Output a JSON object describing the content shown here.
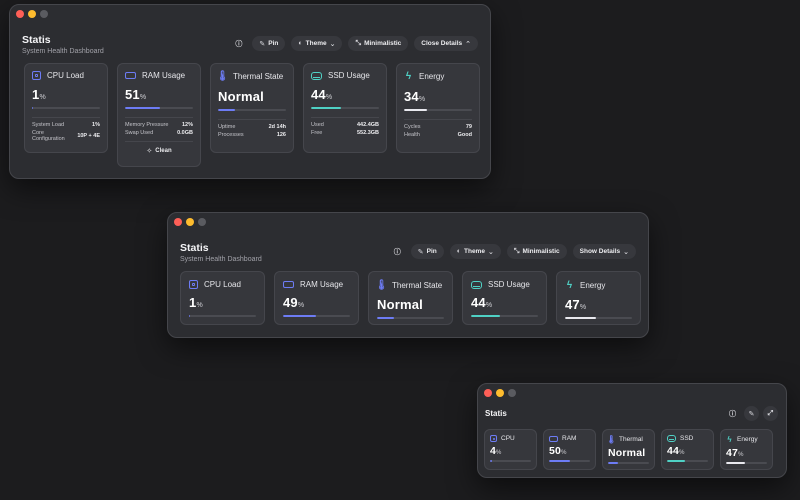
{
  "colors": {
    "accent_blue": "#6d7cf5",
    "accent_teal": "#4fd1c5",
    "accent_white": "#e9e9ef",
    "track": "#4a4b51"
  },
  "windows": [
    {
      "title": "Statis",
      "subtitle": "System Health Dashboard",
      "toolbar": {
        "info_icon": "info-icon",
        "pin_label": "Pin",
        "theme_label": "Theme",
        "minimalistic_label": "Minimalistic",
        "details_label": "Close Details",
        "details_icon": "chevron-up-icon"
      },
      "cards": [
        {
          "label": "CPU Load",
          "icon": "cpu-icon",
          "value": "1",
          "unit": "%",
          "level": 0.01,
          "bar_color": "#6d7cf5",
          "stats": [
            {
              "label": "System Load",
              "value": "1%"
            },
            {
              "label": "Core Configuration",
              "value": "10P + 4E"
            }
          ]
        },
        {
          "label": "RAM Usage",
          "icon": "memory-icon",
          "value": "51",
          "unit": "%",
          "level": 0.51,
          "bar_color": "#6d7cf5",
          "stats": [
            {
              "label": "Memory Pressure",
              "value": "12%"
            },
            {
              "label": "Swap Used",
              "value": "0.0GB"
            }
          ],
          "action": {
            "label": "Clean",
            "icon": "sparkle-icon"
          }
        },
        {
          "label": "Thermal State",
          "icon": "thermometer-icon",
          "value": "Normal",
          "unit": "",
          "level": 0.25,
          "bar_color": "#6d7cf5",
          "stats": [
            {
              "label": "Uptime",
              "value": "2d 14h"
            },
            {
              "label": "Processes",
              "value": "126"
            }
          ]
        },
        {
          "label": "SSD Usage",
          "icon": "drive-icon",
          "value": "44",
          "unit": "%",
          "level": 0.44,
          "bar_color": "#4fd1c5",
          "stats": [
            {
              "label": "Used",
              "value": "442.4GB"
            },
            {
              "label": "Free",
              "value": "552.3GB"
            }
          ]
        },
        {
          "label": "Energy",
          "icon": "bolt-icon",
          "value": "34",
          "unit": "%",
          "level": 0.34,
          "bar_color": "#e9e9ef",
          "stats": [
            {
              "label": "Cycles",
              "value": "79"
            },
            {
              "label": "Health",
              "value": "Good"
            }
          ]
        }
      ]
    },
    {
      "title": "Statis",
      "subtitle": "System Health Dashboard",
      "toolbar": {
        "info_icon": "info-icon",
        "pin_label": "Pin",
        "theme_label": "Theme",
        "minimalistic_label": "Minimalistic",
        "details_label": "Show Details",
        "details_icon": "chevron-down-icon"
      },
      "cards": [
        {
          "label": "CPU Load",
          "icon": "cpu-icon",
          "value": "1",
          "unit": "%",
          "level": 0.01,
          "bar_color": "#6d7cf5"
        },
        {
          "label": "RAM Usage",
          "icon": "memory-icon",
          "value": "49",
          "unit": "%",
          "level": 0.49,
          "bar_color": "#6d7cf5"
        },
        {
          "label": "Thermal State",
          "icon": "thermometer-icon",
          "value": "Normal",
          "unit": "",
          "level": 0.25,
          "bar_color": "#6d7cf5"
        },
        {
          "label": "SSD Usage",
          "icon": "drive-icon",
          "value": "44",
          "unit": "%",
          "level": 0.44,
          "bar_color": "#4fd1c5"
        },
        {
          "label": "Energy",
          "icon": "bolt-icon",
          "value": "47",
          "unit": "%",
          "level": 0.47,
          "bar_color": "#e9e9ef"
        }
      ]
    },
    {
      "title": "Statis",
      "toolbar": {
        "info_icon": "info-icon",
        "pin_icon": "pin-icon",
        "expand_icon": "expand-icon"
      },
      "cards": [
        {
          "label": "CPU",
          "icon": "cpu-icon",
          "value": "4",
          "unit": "%",
          "level": 0.04,
          "bar_color": "#6d7cf5"
        },
        {
          "label": "RAM",
          "icon": "memory-icon",
          "value": "50",
          "unit": "%",
          "level": 0.5,
          "bar_color": "#6d7cf5"
        },
        {
          "label": "Thermal",
          "icon": "thermometer-icon",
          "value": "Normal",
          "unit": "",
          "level": 0.25,
          "bar_color": "#6d7cf5"
        },
        {
          "label": "SSD",
          "icon": "drive-icon",
          "value": "44",
          "unit": "%",
          "level": 0.44,
          "bar_color": "#4fd1c5"
        },
        {
          "label": "Energy",
          "icon": "bolt-icon",
          "value": "47",
          "unit": "%",
          "level": 0.47,
          "bar_color": "#e9e9ef"
        }
      ]
    }
  ]
}
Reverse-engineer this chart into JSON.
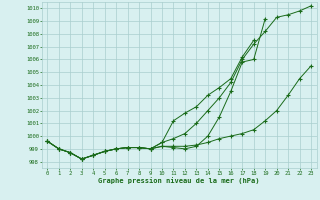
{
  "x": [
    0,
    1,
    2,
    3,
    4,
    5,
    6,
    7,
    8,
    9,
    10,
    11,
    12,
    13,
    14,
    15,
    16,
    17,
    18,
    19,
    20,
    21,
    22,
    23
  ],
  "series1": [
    999.6,
    999.0,
    998.7,
    998.2,
    998.5,
    998.8,
    999.0,
    999.1,
    999.1,
    999.0,
    999.2,
    999.1,
    999.0,
    999.2,
    1000.0,
    1001.5,
    1003.5,
    1005.8,
    1006.0,
    1009.2,
    null,
    null,
    null,
    null
  ],
  "series2": [
    999.6,
    999.0,
    998.7,
    998.2,
    998.5,
    998.8,
    999.0,
    999.1,
    999.1,
    999.0,
    999.5,
    1001.2,
    1001.8,
    1002.3,
    1003.2,
    1003.8,
    1004.5,
    1006.2,
    1007.5,
    null,
    null,
    null,
    null,
    null
  ],
  "series3": [
    999.6,
    999.0,
    998.7,
    998.2,
    998.5,
    998.8,
    999.0,
    999.1,
    999.1,
    999.0,
    999.2,
    999.2,
    999.2,
    999.3,
    999.5,
    999.8,
    1000.0,
    1000.2,
    1000.5,
    1001.2,
    1002.0,
    1003.2,
    1004.5,
    1005.5
  ],
  "series4": [
    999.6,
    999.0,
    998.7,
    998.2,
    998.5,
    998.8,
    999.0,
    999.1,
    999.1,
    999.0,
    999.5,
    999.8,
    1000.2,
    1001.0,
    1002.0,
    1003.0,
    1004.2,
    1006.0,
    1007.2,
    1008.2,
    1009.3,
    1009.5,
    1009.8,
    1010.2
  ],
  "line_color": "#1a6b1a",
  "bg_color": "#d8f0f0",
  "grid_color": "#aacece",
  "ylabel_values": [
    998,
    999,
    1000,
    1001,
    1002,
    1003,
    1004,
    1005,
    1006,
    1007,
    1008,
    1009,
    1010
  ],
  "ylim": [
    997.5,
    1010.5
  ],
  "xlim": [
    -0.5,
    23.5
  ],
  "xlabel": "Graphe pression niveau de la mer (hPa)",
  "title_color": "#1a6b1a",
  "font_family": "monospace"
}
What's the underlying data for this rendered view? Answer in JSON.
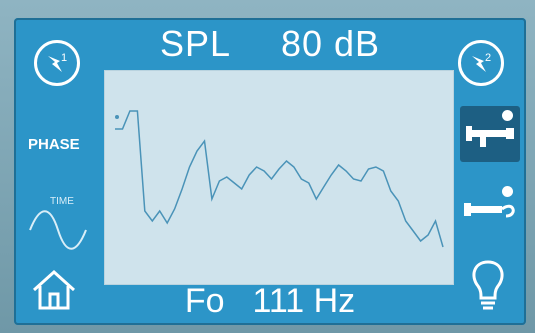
{
  "header": {
    "label": "SPL",
    "value": "80 dB"
  },
  "footer": {
    "label": "Fo",
    "value": "111 Hz"
  },
  "left_panel": {
    "phase_label": "PHASE",
    "time_label": "TIME"
  },
  "icons": {
    "channel1": "channel-1-icon",
    "channel2": "channel-2-icon",
    "home": "home-icon",
    "bulb": "light-bulb-icon",
    "probe1": "probe-1-icon",
    "probe2": "probe-2-icon"
  },
  "colors": {
    "screen": "#2c95c8",
    "plot_bg": "#cfe3ec",
    "waveform": "#4a93b8"
  },
  "waveform": [
    58,
    58,
    40,
    40,
    140,
    150,
    140,
    152,
    138,
    118,
    96,
    80,
    70,
    128,
    110,
    106,
    112,
    118,
    104,
    96,
    100,
    108,
    98,
    90,
    96,
    108,
    112,
    128,
    116,
    104,
    94,
    100,
    108,
    110,
    98,
    96,
    100,
    120,
    130,
    150,
    160,
    170,
    164,
    150,
    176
  ]
}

-*-

■ Given request:
Excluding the pictures, restate the records above word for word.

■ Complete output:
Output a JSON object describing the content shown here.
{
  "colors": {
    "accent_blue": "#6d7cf5",
    "accent_teal": "#4fd1c5",
    "accent_white": "#e9e9ef",
    "track": "#4a4b51"
  },
  "windows": [
    {
      "title": "Statis",
      "subtitle": "System Health Dashboard",
      "toolbar": {
        "info_icon": "info-icon",
        "pin_label": "Pin",
        "theme_label": "Theme",
        "minimalistic_label": "Minimalistic",
        "details_label": "Close Details",
        "details_icon": "chevron-up-icon"
      },
      "cards": [
        {
          "label": "CPU Load",
          "icon": "cpu-icon",
          "value": "1",
          "unit": "%",
          "level": 0.01,
          "bar_color": "#6d7cf5",
          "stats": [
            {
              "label": "System Load",
              "value": "1%"
            },
            {
              "label": "Core Configuration",
              "value": "10P + 4E"
            }
          ]
        },
        {
          "label": "RAM Usage",
          "icon": "memory-icon",
          "value": "51",
          "unit": "%",
          "level": 0.51,
          "bar_color": "#6d7cf5",
          "stats": [
            {
              "label": "Memory Pressure",
              "value": "12%"
            },
            {
              "label": "Swap Used",
              "value": "0.0GB"
            }
          ],
          "action": {
            "label": "Clean",
            "icon": "sparkle-icon"
          }
        },
        {
          "label": "Thermal State",
          "icon": "thermometer-icon",
          "value": "Normal",
          "unit": "",
          "level": 0.25,
          "bar_color": "#6d7cf5",
          "stats": [
            {
              "label": "Uptime",
              "value": "2d 14h"
            },
            {
              "label": "Processes",
              "value": "126"
            }
          ]
        },
        {
          "label": "SSD Usage",
          "icon": "drive-icon",
          "value": "44",
          "unit": "%",
          "level": 0.44,
          "bar_color": "#4fd1c5",
          "stats": [
            {
              "label": "Used",
              "value": "442.4GB"
            },
            {
              "label": "Free",
              "value": "552.3GB"
            }
          ]
        },
        {
          "label": "Energy",
          "icon": "bolt-icon",
          "value": "34",
          "unit": "%",
          "level": 0.34,
          "bar_color": "#e9e9ef",
          "stats": [
            {
              "label": "Cycles",
              "value": "79"
            },
            {
              "label": "Health",
              "value": "Good"
            }
          ]
        }
      ]
    },
    {
      "title": "Statis",
      "subtitle": "System Health Dashboard",
      "toolbar": {
        "info_icon": "info-icon",
        "pin_label": "Pin",
        "theme_label": "Theme",
        "minimalistic_label": "Minimalistic",
        "details_label": "Show Details",
        "details_icon": "chevron-down-icon"
      },
      "cards": [
        {
          "label": "CPU Load",
          "icon": "cpu-icon",
          "value": "1",
          "unit": "%",
          "level": 0.01,
          "bar_color": "#6d7cf5"
        },
        {
          "label": "RAM Usage",
          "icon": "memory-icon",
          "value": "49",
          "unit": "%",
          "level": 0.49,
          "bar_color": "#6d7cf5"
        },
        {
          "label": "Thermal State",
          "icon": "thermometer-icon",
          "value": "Normal",
          "unit": "",
          "level": 0.25,
          "bar_color": "#6d7cf5"
        },
        {
          "label": "SSD Usage",
          "icon": "drive-icon",
          "value": "44",
          "unit": "%",
          "level": 0.44,
          "bar_color": "#4fd1c5"
        },
        {
          "label": "Energy",
          "icon": "bolt-icon",
          "value": "47",
          "unit": "%",
          "level": 0.47,
          "bar_color": "#e9e9ef"
        }
      ]
    },
    {
      "title": "Statis",
      "toolbar": {
        "info_icon": "info-icon",
        "pin_icon": "pin-icon",
        "expand_icon": "expand-icon"
      },
      "cards": [
        {
          "label": "CPU",
          "icon": "cpu-icon",
          "value": "4",
          "unit": "%",
          "level": 0.04,
          "bar_color": "#6d7cf5"
        },
        {
          "label": "RAM",
          "icon": "memory-icon",
          "value": "50",
          "unit": "%",
          "level": 0.5,
          "bar_color": "#6d7cf5"
        },
        {
          "label": "Thermal",
          "icon": "thermometer-icon",
          "value": "Normal",
          "unit": "",
          "level": 0.25,
          "bar_color": "#6d7cf5"
        },
        {
          "label": "SSD",
          "icon": "drive-icon",
          "value": "44",
          "unit": "%",
          "level": 0.44,
          "bar_color": "#4fd1c5"
        },
        {
          "label": "Energy",
          "icon": "bolt-icon",
          "value": "47",
          "unit": "%",
          "level": 0.47,
          "bar_color": "#e9e9ef"
        }
      ]
    }
  ]
}
Reverse-engineer this chart into JSON.
{
  "x": [
    0,
    1,
    2,
    3,
    4,
    5,
    6,
    7,
    8,
    9,
    10,
    11,
    12,
    13,
    14,
    15,
    16,
    17,
    18,
    19,
    20,
    21,
    22,
    23
  ],
  "series1": [
    999.6,
    999.0,
    998.7,
    998.2,
    998.5,
    998.8,
    999.0,
    999.1,
    999.1,
    999.0,
    999.2,
    999.1,
    999.0,
    999.2,
    1000.0,
    1001.5,
    1003.5,
    1005.8,
    1006.0,
    1009.2,
    null,
    null,
    null,
    null
  ],
  "series2": [
    999.6,
    999.0,
    998.7,
    998.2,
    998.5,
    998.8,
    999.0,
    999.1,
    999.1,
    999.0,
    999.5,
    1001.2,
    1001.8,
    1002.3,
    1003.2,
    1003.8,
    1004.5,
    1006.2,
    1007.5,
    null,
    null,
    null,
    null,
    null
  ],
  "series3": [
    999.6,
    999.0,
    998.7,
    998.2,
    998.5,
    998.8,
    999.0,
    999.1,
    999.1,
    999.0,
    999.2,
    999.2,
    999.2,
    999.3,
    999.5,
    999.8,
    1000.0,
    1000.2,
    1000.5,
    1001.2,
    1002.0,
    1003.2,
    1004.5,
    1005.5
  ],
  "series4": [
    999.6,
    999.0,
    998.7,
    998.2,
    998.5,
    998.8,
    999.0,
    999.1,
    999.1,
    999.0,
    999.5,
    999.8,
    1000.2,
    1001.0,
    1002.0,
    1003.0,
    1004.2,
    1006.0,
    1007.2,
    1008.2,
    1009.3,
    1009.5,
    1009.8,
    1010.2
  ],
  "line_color": "#1a6b1a",
  "bg_color": "#d8f0f0",
  "grid_color": "#aacece",
  "ylabel_values": [
    998,
    999,
    1000,
    1001,
    1002,
    1003,
    1004,
    1005,
    1006,
    1007,
    1008,
    1009,
    1010
  ],
  "ylim": [
    997.5,
    1010.5
  ],
  "xlim": [
    -0.5,
    23.5
  ],
  "xlabel": "Graphe pression niveau de la mer (hPa)",
  "title_color": "#1a6b1a",
  "font_family": "monospace"
}
What's the underlying data for this rendered view? Answer in JSON.
{
  "header": {
    "label": "SPL",
    "value": "80 dB"
  },
  "footer": {
    "label": "Fo",
    "value": "111 Hz"
  },
  "left_panel": {
    "phase_label": "PHASE",
    "time_label": "TIME"
  },
  "icons": {
    "channel1": "channel-1-icon",
    "channel2": "channel-2-icon",
    "home": "home-icon",
    "bulb": "light-bulb-icon",
    "probe1": "probe-1-icon",
    "probe2": "probe-2-icon"
  },
  "colors": {
    "screen": "#2c95c8",
    "plot_bg": "#cfe3ec",
    "waveform": "#4a93b8"
  },
  "waveform": [
    58,
    58,
    40,
    40,
    140,
    150,
    140,
    152,
    138,
    118,
    96,
    80,
    70,
    128,
    110,
    106,
    112,
    118,
    104,
    96,
    100,
    108,
    98,
    90,
    96,
    108,
    112,
    128,
    116,
    104,
    94,
    100,
    108,
    110,
    98,
    96,
    100,
    120,
    130,
    150,
    160,
    170,
    164,
    150,
    176
  ]
}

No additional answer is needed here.